Layout coordinate data:
────────

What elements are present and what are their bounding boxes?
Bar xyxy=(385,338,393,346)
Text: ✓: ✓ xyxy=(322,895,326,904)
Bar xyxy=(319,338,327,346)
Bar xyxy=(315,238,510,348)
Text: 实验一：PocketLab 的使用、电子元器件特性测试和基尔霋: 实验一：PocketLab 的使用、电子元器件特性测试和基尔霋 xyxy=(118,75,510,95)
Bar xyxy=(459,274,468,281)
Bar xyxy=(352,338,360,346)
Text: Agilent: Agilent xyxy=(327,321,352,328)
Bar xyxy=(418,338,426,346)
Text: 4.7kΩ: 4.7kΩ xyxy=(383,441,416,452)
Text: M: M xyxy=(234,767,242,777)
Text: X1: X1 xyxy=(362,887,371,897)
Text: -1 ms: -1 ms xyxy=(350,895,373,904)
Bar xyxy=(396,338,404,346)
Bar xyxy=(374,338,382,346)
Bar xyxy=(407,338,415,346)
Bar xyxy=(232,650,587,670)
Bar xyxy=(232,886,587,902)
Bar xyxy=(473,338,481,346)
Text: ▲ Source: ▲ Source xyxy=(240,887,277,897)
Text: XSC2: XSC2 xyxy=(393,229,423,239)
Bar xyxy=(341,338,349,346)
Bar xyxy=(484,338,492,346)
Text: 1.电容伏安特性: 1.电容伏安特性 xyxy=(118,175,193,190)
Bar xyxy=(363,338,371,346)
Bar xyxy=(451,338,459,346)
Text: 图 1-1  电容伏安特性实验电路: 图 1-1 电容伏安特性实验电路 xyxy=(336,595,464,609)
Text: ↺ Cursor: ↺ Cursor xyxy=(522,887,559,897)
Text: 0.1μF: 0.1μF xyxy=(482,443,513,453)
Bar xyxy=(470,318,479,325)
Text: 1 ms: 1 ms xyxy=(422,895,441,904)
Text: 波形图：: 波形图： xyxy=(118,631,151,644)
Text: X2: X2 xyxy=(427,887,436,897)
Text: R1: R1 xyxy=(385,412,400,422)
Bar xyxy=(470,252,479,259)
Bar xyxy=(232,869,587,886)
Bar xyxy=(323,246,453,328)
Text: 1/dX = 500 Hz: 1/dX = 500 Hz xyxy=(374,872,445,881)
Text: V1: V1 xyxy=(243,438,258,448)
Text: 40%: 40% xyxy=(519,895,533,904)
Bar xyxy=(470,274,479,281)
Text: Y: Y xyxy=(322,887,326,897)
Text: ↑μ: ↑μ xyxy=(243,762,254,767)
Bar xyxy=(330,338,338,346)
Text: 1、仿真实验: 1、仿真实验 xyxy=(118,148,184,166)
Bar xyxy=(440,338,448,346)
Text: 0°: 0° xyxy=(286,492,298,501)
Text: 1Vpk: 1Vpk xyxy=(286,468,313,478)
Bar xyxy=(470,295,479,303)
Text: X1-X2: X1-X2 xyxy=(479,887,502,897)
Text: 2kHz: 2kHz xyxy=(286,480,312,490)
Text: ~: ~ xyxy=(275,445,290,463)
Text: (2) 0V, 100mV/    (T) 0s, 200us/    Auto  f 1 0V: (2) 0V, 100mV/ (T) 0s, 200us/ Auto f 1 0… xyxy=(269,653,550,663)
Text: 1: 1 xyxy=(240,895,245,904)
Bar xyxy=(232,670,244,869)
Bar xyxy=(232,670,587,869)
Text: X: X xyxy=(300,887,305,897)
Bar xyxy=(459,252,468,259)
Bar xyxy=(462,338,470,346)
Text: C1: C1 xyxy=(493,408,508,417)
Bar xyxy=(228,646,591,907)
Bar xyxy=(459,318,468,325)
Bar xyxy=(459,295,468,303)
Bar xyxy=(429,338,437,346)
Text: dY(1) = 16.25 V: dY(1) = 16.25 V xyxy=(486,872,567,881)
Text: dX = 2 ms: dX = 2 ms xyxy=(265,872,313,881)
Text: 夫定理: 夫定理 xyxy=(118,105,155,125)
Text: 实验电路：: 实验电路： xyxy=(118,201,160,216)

────────

=== The problem ===
Recast all the rows above as a JSON list of strings, with one string for each line and any blank lines left out.

=== Task result ===
[
  "What elements are present and what are their bounding boxes?",
  "Bar xyxy=(385,338,393,346)",
  "Text: ✓: ✓ xyxy=(322,895,326,904)",
  "Bar xyxy=(319,338,327,346)",
  "Bar xyxy=(315,238,510,348)",
  "Text: 实验一：PocketLab 的使用、电子元器件特性测试和基尔霋: 实验一：PocketLab 的使用、电子元器件特性测试和基尔霋 xyxy=(118,75,510,95)",
  "Bar xyxy=(459,274,468,281)",
  "Bar xyxy=(352,338,360,346)",
  "Text: Agilent: Agilent xyxy=(327,321,352,328)",
  "Bar xyxy=(418,338,426,346)",
  "Text: 4.7kΩ: 4.7kΩ xyxy=(383,441,416,452)",
  "Text: M: M xyxy=(234,767,242,777)",
  "Text: X1: X1 xyxy=(362,887,371,897)",
  "Text: -1 ms: -1 ms xyxy=(350,895,373,904)",
  "Bar xyxy=(396,338,404,346)",
  "Bar xyxy=(374,338,382,346)",
  "Bar xyxy=(407,338,415,346)",
  "Bar xyxy=(232,650,587,670)",
  "Bar xyxy=(232,886,587,902)",
  "Bar xyxy=(473,338,481,346)",
  "Text: ▲ Source: ▲ Source xyxy=(240,887,277,897)",
  "Text: XSC2: XSC2 xyxy=(393,229,423,239)",
  "Bar xyxy=(341,338,349,346)",
  "Bar xyxy=(484,338,492,346)",
  "Text: 1.电容伏安特性: 1.电容伏安特性 xyxy=(118,175,193,190)",
  "Bar xyxy=(363,338,371,346)",
  "Bar xyxy=(451,338,459,346)",
  "Text: 图 1-1  电容伏安特性实验电路: 图 1-1 电容伏安特性实验电路 xyxy=(336,595,464,609)",
  "Text: ↺ Cursor: ↺ Cursor xyxy=(522,887,559,897)",
  "Text: 0.1μF: 0.1μF xyxy=(482,443,513,453)",
  "Bar xyxy=(470,318,479,325)",
  "Text: 1 ms: 1 ms xyxy=(422,895,441,904)",
  "Text: 波形图：: 波形图： xyxy=(118,631,151,644)",
  "Text: X2: X2 xyxy=(427,887,436,897)",
  "Text: R1: R1 xyxy=(385,412,400,422)",
  "Bar xyxy=(470,252,479,259)",
  "Bar xyxy=(232,869,587,886)",
  "Bar xyxy=(323,246,453,328)",
  "Text: 1/dX = 500 Hz: 1/dX = 500 Hz xyxy=(374,872,445,881)",
  "Text: V1: V1 xyxy=(243,438,258,448)",
  "Text: 40%: 40% xyxy=(519,895,533,904)",
  "Bar xyxy=(470,274,479,281)",
  "Text: Y: Y xyxy=(322,887,326,897)",
  "Text: ↑μ: ↑μ xyxy=(243,762,254,767)",
  "Bar xyxy=(330,338,338,346)",
  "Text: 1、仿真实验: 1、仿真实验 xyxy=(118,148,184,166)",
  "Bar xyxy=(440,338,448,346)",
  "Text: 0°: 0° xyxy=(286,492,298,501)",
  "Text: 1Vpk: 1Vpk xyxy=(286,468,313,478)",
  "Bar xyxy=(470,295,479,303)",
  "Text: X1-X2: X1-X2 xyxy=(479,887,502,897)",
  "Text: 2kHz: 2kHz xyxy=(286,480,312,490)",
  "Text: ~: ~ xyxy=(275,445,290,463)",
  "Text: (2) 0V, 100mV/    (T) 0s, 200us/    Auto  f 1 0V: (2) 0V, 100mV/ (T) 0s, 200us/ Auto f 1 0… xyxy=(269,653,550,663)",
  "Text: 1: 1 xyxy=(240,895,245,904)",
  "Bar xyxy=(232,670,244,869)",
  "Bar xyxy=(232,670,587,869)",
  "Text: X: X xyxy=(300,887,305,897)",
  "Bar xyxy=(459,252,468,259)",
  "Bar xyxy=(462,338,470,346)",
  "Text: C1: C1 xyxy=(493,408,508,417)",
  "Bar xyxy=(228,646,591,907)",
  "Bar xyxy=(459,318,468,325)",
  "Bar xyxy=(459,295,468,303)",
  "Bar xyxy=(429,338,437,346)",
  "Text: dY(1) = 16.25 V: dY(1) = 16.25 V xyxy=(486,872,567,881)",
  "Text: dX = 2 ms: dX = 2 ms xyxy=(265,872,313,881)",
  "Text: 夫定理: 夫定理 xyxy=(118,105,155,125)",
  "Text: 实验电路：: 实验电路： xyxy=(118,201,160,216)"
]